▸ **Short problem**: Leave out the pictures and copy each record below exactly.

▸ **Provided records**:
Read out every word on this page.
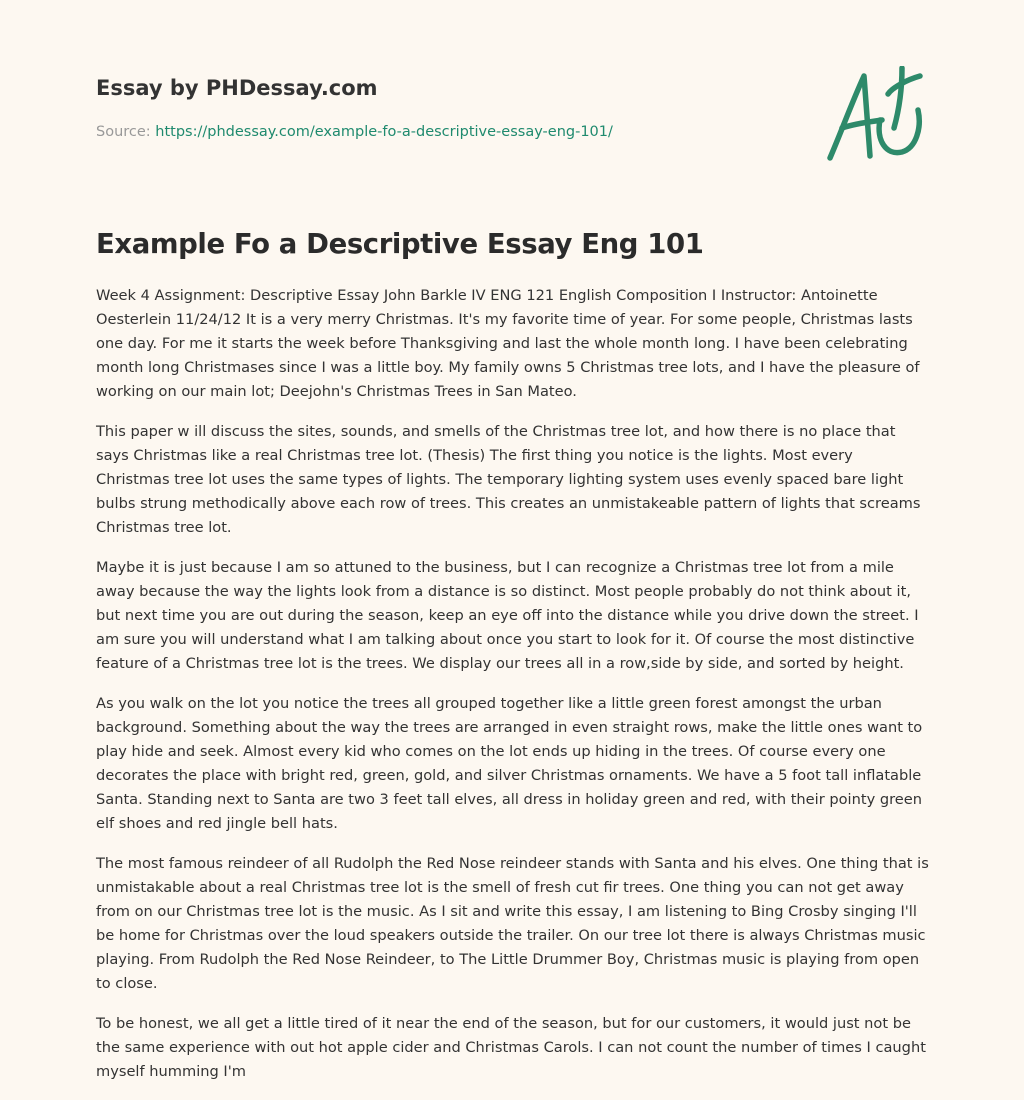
Essay by PHDessay.com
Source: https://phdessay.com/example-fo-a-descriptive-essay-eng-101/
Example Fo a Descriptive Essay Eng 101

Week 4 Assignment: Descriptive Essay John Barkle IV ENG 121 English Composition I Instructor: Antoinette Oesterlein 11/24/12 It is a very merry Christmas. It's my favorite time of year. For some people, Christmas lasts one day. For me it starts the week before Thanksgiving and last the whole month long. I have been celebrating month long Christmases since I was a little boy. My family owns 5 Christmas tree lots, and I have the pleasure of working on our main lot; Deejohn's Christmas Trees in San Mateo.

This paper w ill discuss the sites, sounds, and smells of the Christmas tree lot, and how there is no place that says Christmas like a real Christmas tree lot. (Thesis) The first thing you notice is the lights. Most every Christmas tree lot uses the same types of lights. The temporary lighting system uses evenly spaced bare light bulbs strung methodically above each row of trees. This creates an unmistakeable pattern of lights that screams Christmas tree lot.

Maybe it is just because I am so attuned to the business, but I can recognize a Christmas tree lot from a mile away because the way the lights look from a distance is so distinct. Most people probably do not think about it, but next time you are out during the season, keep an eye off into the distance while you drive down the street. I am sure you will understand what I am talking about once you start to look for it. Of course the most distinctive feature of a Christmas tree lot is the trees. We display our trees all in a row,side by side, and sorted by height.

As you walk on the lot you notice the trees all grouped together like a little green forest amongst the urban background. Something about the way the trees are arranged in even straight rows, make the little ones want to play hide and seek. Almost every kid who comes on the lot ends up hiding in the trees. Of course every one decorates the place with bright red, green, gold, and silver Christmas ornaments. We have a 5 foot tall inflatable Santa. Standing next to Santa are two 3 feet tall elves, all dress in holiday green and red, with their pointy green elf shoes and red jingle bell hats.

The most famous reindeer of all Rudolph the Red Nose reindeer stands with Santa and his elves. One thing that is unmistakable about a real Christmas tree lot is the smell of fresh cut fir trees. One thing you can not get away from on our Christmas tree lot is the music. As I sit and write this essay, I am listening to Bing Crosby singing I'll be home for Christmas over the loud speakers outside the trailer. On our tree lot there is always Christmas music playing. From Rudolph the Red Nose Reindeer, to The Little Drummer Boy, Christmas music is playing from open to close.

To be honest, we all get a little tired of it near the end of the season, but for our customers, it would just not be the same experience with out hot apple cider and Christmas Carols. I can not count the number of times I caught myself humming I'm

▸ **Answer to this problem**:
Read out every word on this page.
Essay by PHDessay.com
Source: https://phdessay.com/example-fo-a-descriptive-essay-eng-101/
Example Fo a Descriptive Essay Eng 101

Week 4 Assignment: Descriptive Essay John Barkle IV ENG 121 English Composition I Instructor: Antoinette Oesterlein 11/24/12 It is a very merry Christmas. It's my favorite time of year. For some people, Christmas lasts one day. For me it starts the week before Thanksgiving and last the whole month long. I have been celebrating month long Christmases since I was a little boy. My family owns 5 Christmas tree lots, and I have the pleasure of working on our main lot; Deejohn's Christmas Trees in San Mateo.

This paper w ill discuss the sites, sounds, and smells of the Christmas tree lot, and how there is no place that says Christmas like a real Christmas tree lot. (Thesis) The first thing you notice is the lights. Most every Christmas tree lot uses the same types of lights. The temporary lighting system uses evenly spaced bare light bulbs strung methodically above each row of trees. This creates an unmistakeable pattern of lights that screams Christmas tree lot.

Maybe it is just because I am so attuned to the business, but I can recognize a Christmas tree lot from a mile away because the way the lights look from a distance is so distinct. Most people probably do not think about it, but next time you are out during the season, keep an eye off into the distance while you drive down the street. I am sure you will understand what I am talking about once you start to look for it. Of course the most distinctive feature of a Christmas tree lot is the trees. We display our trees all in a row,side by side, and sorted by height.

As you walk on the lot you notice the trees all grouped together like a little green forest amongst the urban background. Something about the way the trees are arranged in even straight rows, make the little ones want to play hide and seek. Almost every kid who comes on the lot ends up hiding in the trees. Of course every one decorates the place with bright red, green, gold, and silver Christmas ornaments. We have a 5 foot tall inflatable Santa. Standing next to Santa are two 3 feet tall elves, all dress in holiday green and red, with their pointy green elf shoes and red jingle bell hats.

The most famous reindeer of all Rudolph the Red Nose reindeer stands with Santa and his elves. One thing that is unmistakable about a real Christmas tree lot is the smell of fresh cut fir trees. One thing you can not get away from on our Christmas tree lot is the music. As I sit and write this essay, I am listening to Bing Crosby singing I'll be home for Christmas over the loud speakers outside the trailer. On our tree lot there is always Christmas music playing. From Rudolph the Red Nose Reindeer, to The Little Drummer Boy, Christmas music is playing from open to close.

To be honest, we all get a little tired of it near the end of the season, but for our customers, it would just not be the same experience with out hot apple cider and Christmas Carols. I can not count the number of times I caught myself humming I'm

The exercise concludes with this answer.